-- Given request --
Collect each line of the entries that holds the string "with".

#### Record list ####

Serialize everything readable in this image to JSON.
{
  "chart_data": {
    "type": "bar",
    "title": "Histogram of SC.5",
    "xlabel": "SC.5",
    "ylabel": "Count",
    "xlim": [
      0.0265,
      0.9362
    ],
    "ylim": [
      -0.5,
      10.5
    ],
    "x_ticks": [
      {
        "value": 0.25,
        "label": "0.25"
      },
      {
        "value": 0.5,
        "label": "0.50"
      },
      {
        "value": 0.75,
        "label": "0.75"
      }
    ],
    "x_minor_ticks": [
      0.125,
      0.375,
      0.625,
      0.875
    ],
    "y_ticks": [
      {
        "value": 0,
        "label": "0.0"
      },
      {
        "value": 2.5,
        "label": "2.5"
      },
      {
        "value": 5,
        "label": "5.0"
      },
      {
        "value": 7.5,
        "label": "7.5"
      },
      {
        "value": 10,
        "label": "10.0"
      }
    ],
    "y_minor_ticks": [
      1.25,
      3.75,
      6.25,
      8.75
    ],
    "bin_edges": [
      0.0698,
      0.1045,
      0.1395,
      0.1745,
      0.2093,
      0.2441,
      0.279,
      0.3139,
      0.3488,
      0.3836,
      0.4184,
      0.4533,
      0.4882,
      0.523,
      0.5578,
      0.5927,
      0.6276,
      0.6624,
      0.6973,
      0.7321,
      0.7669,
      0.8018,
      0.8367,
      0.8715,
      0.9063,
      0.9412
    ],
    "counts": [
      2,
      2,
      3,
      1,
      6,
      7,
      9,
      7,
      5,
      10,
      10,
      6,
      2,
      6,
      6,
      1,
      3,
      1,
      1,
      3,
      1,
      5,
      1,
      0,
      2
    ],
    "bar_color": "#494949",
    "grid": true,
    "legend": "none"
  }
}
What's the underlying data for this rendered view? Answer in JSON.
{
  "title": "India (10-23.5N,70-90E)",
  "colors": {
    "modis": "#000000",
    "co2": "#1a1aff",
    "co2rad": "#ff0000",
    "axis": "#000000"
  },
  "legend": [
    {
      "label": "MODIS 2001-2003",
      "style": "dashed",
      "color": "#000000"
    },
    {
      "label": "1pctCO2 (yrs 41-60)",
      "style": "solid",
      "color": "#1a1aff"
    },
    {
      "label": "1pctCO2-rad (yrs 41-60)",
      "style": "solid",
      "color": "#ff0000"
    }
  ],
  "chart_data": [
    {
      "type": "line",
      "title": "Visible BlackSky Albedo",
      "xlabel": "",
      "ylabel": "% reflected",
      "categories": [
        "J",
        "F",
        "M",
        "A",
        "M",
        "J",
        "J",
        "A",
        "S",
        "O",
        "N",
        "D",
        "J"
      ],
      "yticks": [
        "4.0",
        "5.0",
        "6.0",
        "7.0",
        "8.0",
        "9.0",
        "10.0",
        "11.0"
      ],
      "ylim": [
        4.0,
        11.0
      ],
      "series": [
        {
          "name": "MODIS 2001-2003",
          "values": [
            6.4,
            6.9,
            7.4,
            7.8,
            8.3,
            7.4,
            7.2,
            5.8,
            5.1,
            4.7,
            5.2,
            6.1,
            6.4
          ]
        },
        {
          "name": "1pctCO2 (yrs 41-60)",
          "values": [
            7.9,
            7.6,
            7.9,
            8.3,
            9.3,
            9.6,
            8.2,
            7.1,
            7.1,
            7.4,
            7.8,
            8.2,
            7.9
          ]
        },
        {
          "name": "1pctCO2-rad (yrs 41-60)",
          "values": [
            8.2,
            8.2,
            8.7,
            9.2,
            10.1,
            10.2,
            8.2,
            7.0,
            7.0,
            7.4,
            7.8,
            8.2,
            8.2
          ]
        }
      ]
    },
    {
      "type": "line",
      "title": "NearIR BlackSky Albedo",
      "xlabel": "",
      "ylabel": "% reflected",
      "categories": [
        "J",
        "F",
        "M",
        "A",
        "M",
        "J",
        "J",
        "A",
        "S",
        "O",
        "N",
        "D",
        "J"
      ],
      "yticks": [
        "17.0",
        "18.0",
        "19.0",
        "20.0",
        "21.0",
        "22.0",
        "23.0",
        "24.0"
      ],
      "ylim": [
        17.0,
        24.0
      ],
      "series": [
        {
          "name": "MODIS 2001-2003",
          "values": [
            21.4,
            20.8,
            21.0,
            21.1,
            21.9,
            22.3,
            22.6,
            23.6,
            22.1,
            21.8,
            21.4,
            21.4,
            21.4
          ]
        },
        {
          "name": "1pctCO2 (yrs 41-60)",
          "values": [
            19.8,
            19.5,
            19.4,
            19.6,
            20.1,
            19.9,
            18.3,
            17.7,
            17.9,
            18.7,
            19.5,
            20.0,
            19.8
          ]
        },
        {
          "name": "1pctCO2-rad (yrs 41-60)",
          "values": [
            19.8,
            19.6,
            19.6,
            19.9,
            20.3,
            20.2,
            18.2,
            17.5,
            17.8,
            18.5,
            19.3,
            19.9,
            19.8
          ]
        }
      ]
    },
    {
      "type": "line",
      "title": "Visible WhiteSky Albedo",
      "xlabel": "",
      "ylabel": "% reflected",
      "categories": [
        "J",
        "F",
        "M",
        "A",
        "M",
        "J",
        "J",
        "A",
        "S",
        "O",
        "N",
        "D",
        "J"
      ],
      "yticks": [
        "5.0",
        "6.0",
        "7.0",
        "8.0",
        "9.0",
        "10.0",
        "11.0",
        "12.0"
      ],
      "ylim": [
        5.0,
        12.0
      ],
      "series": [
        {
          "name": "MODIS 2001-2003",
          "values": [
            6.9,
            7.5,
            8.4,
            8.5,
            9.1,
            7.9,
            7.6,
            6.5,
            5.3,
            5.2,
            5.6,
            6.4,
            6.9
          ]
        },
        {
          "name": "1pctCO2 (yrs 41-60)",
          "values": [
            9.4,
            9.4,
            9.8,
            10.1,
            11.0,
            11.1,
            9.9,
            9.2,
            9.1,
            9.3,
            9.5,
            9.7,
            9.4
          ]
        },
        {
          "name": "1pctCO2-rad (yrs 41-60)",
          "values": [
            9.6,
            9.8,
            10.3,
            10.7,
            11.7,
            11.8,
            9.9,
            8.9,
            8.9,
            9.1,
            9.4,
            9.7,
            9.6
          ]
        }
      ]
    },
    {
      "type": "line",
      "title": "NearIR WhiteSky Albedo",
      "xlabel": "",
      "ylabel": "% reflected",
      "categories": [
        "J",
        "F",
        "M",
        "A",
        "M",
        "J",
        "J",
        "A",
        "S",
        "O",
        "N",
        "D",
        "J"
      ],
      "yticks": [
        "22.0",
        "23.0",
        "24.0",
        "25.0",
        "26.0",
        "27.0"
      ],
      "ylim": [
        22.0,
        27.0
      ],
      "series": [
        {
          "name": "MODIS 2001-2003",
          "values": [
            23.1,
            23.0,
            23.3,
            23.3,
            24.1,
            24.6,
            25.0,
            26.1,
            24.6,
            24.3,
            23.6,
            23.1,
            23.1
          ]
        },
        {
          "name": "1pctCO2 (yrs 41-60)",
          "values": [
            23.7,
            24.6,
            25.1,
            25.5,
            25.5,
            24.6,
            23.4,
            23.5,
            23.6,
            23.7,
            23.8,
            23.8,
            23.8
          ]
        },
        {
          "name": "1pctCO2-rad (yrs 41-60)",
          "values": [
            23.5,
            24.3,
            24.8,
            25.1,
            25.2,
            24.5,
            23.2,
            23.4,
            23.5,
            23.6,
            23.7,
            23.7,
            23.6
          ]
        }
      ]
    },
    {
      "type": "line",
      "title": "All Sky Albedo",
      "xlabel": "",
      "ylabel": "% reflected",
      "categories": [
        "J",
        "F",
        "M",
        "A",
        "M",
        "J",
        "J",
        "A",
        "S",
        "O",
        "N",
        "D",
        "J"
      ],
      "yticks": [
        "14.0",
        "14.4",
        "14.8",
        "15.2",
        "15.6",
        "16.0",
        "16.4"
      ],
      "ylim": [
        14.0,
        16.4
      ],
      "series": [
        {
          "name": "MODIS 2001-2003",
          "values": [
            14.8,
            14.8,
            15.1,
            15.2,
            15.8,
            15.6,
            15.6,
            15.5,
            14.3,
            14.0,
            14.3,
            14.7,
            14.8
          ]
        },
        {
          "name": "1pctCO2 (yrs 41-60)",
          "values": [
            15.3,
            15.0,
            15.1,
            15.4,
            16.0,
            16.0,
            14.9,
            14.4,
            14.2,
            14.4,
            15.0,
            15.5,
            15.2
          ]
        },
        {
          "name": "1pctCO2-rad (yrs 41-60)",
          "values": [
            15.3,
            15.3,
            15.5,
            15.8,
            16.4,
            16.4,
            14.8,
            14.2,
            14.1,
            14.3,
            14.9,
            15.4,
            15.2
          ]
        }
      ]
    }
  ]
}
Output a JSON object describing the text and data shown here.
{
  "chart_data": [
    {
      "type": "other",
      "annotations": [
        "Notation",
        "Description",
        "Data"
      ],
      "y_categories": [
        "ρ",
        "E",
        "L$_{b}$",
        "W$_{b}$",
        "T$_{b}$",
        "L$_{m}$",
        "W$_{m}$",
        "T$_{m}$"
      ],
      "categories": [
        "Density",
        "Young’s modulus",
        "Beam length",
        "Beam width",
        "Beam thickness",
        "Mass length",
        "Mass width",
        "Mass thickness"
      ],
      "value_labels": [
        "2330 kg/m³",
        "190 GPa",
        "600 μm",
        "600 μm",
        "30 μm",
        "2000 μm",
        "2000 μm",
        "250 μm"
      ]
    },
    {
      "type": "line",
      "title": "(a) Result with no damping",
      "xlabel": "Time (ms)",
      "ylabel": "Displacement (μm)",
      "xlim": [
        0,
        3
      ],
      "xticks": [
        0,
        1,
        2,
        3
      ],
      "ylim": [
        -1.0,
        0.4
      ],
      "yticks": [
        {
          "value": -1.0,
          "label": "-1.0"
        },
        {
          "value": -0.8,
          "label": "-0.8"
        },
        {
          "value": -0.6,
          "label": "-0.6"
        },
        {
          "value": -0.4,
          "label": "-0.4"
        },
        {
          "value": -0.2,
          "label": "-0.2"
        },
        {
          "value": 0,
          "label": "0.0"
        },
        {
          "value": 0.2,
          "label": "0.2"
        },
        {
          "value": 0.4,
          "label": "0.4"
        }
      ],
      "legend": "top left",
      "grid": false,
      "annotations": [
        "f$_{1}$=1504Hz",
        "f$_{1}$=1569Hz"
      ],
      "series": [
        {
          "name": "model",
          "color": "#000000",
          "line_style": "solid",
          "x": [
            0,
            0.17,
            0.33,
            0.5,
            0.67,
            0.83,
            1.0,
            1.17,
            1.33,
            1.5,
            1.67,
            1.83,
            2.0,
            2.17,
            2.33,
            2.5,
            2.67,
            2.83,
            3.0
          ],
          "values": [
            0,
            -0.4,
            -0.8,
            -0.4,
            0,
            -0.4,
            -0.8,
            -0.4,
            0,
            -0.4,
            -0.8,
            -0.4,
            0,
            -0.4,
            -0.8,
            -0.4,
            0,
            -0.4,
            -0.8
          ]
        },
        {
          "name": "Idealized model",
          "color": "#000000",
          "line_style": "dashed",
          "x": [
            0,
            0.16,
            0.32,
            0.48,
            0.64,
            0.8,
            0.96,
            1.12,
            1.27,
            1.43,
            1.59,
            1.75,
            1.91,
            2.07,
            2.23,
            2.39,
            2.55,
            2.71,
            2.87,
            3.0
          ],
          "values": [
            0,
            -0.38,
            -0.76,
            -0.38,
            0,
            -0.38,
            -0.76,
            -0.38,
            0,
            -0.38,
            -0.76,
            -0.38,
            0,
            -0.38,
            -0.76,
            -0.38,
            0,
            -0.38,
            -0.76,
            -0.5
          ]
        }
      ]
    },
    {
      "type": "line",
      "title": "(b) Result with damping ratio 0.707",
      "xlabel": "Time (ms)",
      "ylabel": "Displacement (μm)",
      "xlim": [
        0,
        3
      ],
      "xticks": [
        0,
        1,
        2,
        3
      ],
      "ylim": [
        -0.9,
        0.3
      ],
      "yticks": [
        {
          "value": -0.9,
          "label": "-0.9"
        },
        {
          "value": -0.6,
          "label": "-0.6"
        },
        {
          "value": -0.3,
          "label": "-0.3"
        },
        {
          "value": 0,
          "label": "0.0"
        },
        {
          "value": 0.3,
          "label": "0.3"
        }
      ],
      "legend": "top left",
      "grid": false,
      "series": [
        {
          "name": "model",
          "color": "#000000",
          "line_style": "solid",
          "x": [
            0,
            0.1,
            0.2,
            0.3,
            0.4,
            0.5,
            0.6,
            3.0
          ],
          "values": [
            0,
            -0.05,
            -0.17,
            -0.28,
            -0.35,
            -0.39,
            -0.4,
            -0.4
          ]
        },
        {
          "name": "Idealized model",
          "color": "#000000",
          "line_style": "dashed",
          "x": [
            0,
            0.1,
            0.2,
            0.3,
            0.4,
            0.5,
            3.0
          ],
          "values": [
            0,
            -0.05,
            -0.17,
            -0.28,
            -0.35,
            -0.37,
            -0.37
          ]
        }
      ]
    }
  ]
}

####

-- Solution to this task --
      "title": "(a) Result with no damping",
      "title": "(b) Result with damping ratio 0.707",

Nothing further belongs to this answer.